Short exercise: Of all the lines in the material below, how many include the string "Save"? Give the number only.

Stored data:
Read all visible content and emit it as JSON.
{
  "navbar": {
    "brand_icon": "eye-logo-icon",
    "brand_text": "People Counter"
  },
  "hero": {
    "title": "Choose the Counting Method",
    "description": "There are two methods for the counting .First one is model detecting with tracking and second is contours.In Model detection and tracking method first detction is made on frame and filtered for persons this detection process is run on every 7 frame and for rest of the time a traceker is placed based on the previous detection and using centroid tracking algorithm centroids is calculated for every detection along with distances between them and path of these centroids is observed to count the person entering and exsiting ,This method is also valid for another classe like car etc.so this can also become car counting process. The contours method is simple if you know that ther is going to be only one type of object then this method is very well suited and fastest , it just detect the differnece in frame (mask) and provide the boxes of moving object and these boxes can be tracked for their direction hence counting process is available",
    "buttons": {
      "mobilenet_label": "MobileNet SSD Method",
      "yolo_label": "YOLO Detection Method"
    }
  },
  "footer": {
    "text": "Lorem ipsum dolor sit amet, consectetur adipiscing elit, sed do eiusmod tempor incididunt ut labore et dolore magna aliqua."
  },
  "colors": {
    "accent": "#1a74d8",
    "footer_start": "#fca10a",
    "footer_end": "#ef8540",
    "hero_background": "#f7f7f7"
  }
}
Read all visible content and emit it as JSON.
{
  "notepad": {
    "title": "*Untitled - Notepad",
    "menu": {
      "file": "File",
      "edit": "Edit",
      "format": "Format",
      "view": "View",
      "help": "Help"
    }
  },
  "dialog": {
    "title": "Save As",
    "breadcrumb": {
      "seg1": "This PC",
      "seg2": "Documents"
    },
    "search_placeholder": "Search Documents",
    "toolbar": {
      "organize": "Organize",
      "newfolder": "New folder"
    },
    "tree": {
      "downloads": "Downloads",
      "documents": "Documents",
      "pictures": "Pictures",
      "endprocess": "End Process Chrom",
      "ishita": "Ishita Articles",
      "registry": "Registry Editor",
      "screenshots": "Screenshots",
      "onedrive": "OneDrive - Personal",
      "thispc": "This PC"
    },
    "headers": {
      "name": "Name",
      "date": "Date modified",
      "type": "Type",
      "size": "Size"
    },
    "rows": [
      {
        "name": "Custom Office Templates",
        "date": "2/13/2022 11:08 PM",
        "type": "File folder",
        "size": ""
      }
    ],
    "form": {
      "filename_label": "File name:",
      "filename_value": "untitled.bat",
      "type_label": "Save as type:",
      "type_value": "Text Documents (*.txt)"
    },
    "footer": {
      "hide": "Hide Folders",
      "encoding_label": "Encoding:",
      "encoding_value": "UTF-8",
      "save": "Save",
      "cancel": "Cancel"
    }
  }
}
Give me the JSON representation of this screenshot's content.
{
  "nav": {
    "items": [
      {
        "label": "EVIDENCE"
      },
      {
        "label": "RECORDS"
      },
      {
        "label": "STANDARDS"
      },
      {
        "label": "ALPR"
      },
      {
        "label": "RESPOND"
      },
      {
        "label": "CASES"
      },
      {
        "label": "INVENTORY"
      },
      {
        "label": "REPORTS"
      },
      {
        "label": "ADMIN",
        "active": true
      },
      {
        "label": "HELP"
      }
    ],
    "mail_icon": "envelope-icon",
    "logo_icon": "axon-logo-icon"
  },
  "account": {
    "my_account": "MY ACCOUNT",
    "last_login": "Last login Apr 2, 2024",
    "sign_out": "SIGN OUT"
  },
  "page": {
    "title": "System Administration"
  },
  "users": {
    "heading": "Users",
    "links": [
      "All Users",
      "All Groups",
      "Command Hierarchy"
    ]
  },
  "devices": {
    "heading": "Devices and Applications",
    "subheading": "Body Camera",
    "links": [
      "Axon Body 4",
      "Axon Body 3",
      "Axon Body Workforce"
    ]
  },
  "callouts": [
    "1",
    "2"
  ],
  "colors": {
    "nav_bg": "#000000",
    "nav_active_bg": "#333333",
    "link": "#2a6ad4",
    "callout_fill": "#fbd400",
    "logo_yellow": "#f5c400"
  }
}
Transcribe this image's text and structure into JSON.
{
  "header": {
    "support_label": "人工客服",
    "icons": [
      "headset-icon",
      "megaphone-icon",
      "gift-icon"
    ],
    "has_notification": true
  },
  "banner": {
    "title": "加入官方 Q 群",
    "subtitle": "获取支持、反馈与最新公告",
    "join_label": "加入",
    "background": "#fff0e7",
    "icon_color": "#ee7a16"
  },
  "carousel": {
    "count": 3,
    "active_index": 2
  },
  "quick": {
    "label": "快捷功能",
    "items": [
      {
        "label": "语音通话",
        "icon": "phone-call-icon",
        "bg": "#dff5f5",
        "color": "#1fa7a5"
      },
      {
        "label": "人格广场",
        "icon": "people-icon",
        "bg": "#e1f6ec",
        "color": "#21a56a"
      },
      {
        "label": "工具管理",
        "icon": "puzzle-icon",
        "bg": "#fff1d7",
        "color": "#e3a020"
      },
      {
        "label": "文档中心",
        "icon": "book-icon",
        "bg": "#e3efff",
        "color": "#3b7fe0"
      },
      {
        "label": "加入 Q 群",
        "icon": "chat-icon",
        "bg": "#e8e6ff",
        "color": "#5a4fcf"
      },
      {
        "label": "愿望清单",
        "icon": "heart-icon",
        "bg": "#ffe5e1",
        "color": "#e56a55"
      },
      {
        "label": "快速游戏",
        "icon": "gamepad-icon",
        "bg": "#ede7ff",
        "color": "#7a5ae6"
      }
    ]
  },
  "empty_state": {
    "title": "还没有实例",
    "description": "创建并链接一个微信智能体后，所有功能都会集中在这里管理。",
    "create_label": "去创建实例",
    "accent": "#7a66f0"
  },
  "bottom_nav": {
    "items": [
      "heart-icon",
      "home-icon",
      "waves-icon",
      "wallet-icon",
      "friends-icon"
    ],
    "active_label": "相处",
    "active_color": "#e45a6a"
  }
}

The output: 3